▶ _REQUIREMENTS_:
Copy out all lines carrying the word "Hồng".

::::

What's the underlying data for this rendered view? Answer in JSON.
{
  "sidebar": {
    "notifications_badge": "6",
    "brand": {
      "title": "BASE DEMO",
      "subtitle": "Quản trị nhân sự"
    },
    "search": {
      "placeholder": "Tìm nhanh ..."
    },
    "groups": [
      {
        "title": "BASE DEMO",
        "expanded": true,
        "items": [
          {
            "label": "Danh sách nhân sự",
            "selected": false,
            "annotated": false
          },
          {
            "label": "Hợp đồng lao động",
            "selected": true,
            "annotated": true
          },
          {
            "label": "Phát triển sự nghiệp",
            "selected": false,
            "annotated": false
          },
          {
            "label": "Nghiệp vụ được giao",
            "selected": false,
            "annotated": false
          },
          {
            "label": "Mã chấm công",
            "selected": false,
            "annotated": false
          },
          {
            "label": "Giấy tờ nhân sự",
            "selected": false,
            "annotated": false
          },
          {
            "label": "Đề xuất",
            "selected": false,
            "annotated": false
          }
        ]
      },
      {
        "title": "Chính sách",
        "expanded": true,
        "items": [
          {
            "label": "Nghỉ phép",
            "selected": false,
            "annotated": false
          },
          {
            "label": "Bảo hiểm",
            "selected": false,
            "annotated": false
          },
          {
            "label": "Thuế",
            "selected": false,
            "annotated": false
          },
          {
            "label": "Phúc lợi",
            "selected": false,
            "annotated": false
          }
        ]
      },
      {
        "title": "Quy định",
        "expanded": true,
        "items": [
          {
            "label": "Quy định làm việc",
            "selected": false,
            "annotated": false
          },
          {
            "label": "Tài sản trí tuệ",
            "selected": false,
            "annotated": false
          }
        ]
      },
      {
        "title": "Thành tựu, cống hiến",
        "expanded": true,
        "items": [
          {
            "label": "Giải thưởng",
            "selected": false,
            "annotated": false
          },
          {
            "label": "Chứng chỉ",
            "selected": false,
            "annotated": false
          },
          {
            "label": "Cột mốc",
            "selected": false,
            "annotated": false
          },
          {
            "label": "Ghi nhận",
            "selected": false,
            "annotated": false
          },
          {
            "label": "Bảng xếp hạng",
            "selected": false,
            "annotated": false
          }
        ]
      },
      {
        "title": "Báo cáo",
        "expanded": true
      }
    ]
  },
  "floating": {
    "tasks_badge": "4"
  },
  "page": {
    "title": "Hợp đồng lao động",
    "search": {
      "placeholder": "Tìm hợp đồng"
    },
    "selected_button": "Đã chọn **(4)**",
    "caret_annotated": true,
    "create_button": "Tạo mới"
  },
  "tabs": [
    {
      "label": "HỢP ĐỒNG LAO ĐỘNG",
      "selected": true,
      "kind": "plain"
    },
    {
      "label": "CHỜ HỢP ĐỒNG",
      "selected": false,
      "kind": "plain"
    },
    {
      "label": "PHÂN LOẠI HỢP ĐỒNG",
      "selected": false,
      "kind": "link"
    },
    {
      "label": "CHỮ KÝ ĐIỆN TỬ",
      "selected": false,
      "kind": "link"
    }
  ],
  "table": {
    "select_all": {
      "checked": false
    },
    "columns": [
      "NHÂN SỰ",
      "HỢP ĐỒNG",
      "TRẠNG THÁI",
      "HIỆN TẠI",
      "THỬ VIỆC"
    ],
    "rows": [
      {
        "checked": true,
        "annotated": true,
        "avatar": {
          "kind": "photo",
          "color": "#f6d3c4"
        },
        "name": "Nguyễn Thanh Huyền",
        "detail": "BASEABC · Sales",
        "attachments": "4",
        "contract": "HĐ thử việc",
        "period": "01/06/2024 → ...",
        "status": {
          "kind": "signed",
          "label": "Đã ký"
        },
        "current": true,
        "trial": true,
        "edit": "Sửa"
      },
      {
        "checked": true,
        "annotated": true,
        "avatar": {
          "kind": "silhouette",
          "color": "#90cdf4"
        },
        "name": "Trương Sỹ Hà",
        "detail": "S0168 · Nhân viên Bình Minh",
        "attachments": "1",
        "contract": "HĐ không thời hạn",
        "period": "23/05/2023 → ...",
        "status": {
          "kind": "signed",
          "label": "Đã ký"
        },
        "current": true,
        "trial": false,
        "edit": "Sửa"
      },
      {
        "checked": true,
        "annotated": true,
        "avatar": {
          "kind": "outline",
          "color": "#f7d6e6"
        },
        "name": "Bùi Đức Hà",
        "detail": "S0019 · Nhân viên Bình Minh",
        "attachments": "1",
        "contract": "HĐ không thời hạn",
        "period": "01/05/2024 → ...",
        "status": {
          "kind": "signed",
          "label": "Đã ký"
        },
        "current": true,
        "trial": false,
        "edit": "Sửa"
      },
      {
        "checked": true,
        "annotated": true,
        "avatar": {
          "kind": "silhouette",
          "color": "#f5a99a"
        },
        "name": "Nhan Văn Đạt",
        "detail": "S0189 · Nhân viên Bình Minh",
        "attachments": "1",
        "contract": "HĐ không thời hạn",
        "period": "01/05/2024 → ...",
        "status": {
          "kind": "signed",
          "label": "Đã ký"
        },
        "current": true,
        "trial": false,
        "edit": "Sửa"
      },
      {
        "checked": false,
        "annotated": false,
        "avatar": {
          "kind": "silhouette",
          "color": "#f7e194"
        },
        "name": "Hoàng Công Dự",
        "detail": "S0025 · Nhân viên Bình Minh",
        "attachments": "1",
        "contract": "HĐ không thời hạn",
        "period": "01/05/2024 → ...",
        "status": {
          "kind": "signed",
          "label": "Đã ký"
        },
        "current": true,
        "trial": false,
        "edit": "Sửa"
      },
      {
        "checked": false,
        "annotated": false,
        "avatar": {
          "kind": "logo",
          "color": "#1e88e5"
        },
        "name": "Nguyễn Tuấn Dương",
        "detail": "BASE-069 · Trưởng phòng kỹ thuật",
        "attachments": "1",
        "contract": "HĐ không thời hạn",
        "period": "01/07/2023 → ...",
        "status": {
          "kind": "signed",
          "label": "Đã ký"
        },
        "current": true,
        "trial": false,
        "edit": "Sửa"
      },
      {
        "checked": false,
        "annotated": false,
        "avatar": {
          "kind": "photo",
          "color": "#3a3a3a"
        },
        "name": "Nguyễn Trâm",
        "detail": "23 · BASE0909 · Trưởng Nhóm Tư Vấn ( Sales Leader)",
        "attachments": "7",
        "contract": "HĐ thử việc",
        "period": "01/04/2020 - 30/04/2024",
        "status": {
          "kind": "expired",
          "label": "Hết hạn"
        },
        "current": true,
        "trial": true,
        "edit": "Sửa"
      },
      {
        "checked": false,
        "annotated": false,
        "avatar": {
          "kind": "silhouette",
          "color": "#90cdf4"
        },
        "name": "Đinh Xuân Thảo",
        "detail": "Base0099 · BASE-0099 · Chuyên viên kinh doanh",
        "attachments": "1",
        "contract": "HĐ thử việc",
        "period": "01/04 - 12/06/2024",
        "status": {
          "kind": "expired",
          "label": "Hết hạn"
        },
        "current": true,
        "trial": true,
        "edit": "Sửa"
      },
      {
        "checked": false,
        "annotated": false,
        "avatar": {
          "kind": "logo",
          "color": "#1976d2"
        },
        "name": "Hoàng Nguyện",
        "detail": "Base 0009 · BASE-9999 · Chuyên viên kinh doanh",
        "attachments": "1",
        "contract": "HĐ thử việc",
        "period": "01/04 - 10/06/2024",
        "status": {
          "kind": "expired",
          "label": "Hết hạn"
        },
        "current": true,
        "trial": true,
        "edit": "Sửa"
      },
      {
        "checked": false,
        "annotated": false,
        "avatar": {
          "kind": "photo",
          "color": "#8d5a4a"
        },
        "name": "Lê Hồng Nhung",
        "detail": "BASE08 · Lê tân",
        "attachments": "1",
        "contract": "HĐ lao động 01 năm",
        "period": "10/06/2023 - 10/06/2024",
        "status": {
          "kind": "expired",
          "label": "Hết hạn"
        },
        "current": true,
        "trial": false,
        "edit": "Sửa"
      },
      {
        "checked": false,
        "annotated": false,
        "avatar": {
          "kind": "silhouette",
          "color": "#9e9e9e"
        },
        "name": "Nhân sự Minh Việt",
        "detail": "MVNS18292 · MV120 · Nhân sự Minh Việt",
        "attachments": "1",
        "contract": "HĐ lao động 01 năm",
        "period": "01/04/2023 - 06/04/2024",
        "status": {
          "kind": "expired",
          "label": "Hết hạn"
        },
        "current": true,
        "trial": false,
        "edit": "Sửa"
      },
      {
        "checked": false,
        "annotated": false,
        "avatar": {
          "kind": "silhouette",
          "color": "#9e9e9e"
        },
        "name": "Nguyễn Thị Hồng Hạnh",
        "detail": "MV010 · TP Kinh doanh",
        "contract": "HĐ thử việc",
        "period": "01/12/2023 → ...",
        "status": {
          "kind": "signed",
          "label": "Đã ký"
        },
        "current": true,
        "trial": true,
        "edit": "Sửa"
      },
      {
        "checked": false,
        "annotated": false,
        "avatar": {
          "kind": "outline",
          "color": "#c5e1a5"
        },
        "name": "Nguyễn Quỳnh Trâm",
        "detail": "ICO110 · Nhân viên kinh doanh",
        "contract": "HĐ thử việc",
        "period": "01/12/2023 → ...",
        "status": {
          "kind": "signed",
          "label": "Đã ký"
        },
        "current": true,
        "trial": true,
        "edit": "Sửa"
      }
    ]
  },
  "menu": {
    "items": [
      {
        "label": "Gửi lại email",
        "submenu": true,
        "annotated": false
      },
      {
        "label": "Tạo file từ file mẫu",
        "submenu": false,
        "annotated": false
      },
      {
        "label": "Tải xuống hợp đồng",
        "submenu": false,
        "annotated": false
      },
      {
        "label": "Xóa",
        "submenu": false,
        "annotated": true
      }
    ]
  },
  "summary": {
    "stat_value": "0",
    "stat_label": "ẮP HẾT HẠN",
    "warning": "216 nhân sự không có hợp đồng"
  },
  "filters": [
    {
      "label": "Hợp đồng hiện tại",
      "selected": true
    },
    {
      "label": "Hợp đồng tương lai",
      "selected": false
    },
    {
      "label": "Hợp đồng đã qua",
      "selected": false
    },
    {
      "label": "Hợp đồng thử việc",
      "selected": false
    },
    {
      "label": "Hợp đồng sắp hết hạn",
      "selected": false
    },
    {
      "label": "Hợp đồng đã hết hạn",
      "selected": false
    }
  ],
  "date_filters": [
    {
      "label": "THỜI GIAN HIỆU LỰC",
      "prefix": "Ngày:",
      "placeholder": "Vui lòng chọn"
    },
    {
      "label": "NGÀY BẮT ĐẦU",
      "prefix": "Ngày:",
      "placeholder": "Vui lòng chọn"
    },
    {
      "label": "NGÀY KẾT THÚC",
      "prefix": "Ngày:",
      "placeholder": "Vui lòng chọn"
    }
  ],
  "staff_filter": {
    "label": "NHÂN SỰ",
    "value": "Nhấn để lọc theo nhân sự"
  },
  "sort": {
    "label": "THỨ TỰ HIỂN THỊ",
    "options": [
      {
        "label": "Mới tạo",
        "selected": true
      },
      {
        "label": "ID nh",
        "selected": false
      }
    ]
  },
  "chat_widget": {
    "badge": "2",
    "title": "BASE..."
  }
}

::::

▶ _CORRECT RESULT_:
        "name": "Lê Hồng Nhung",
        "name": "Nguyễn Thị Hồng Hạnh",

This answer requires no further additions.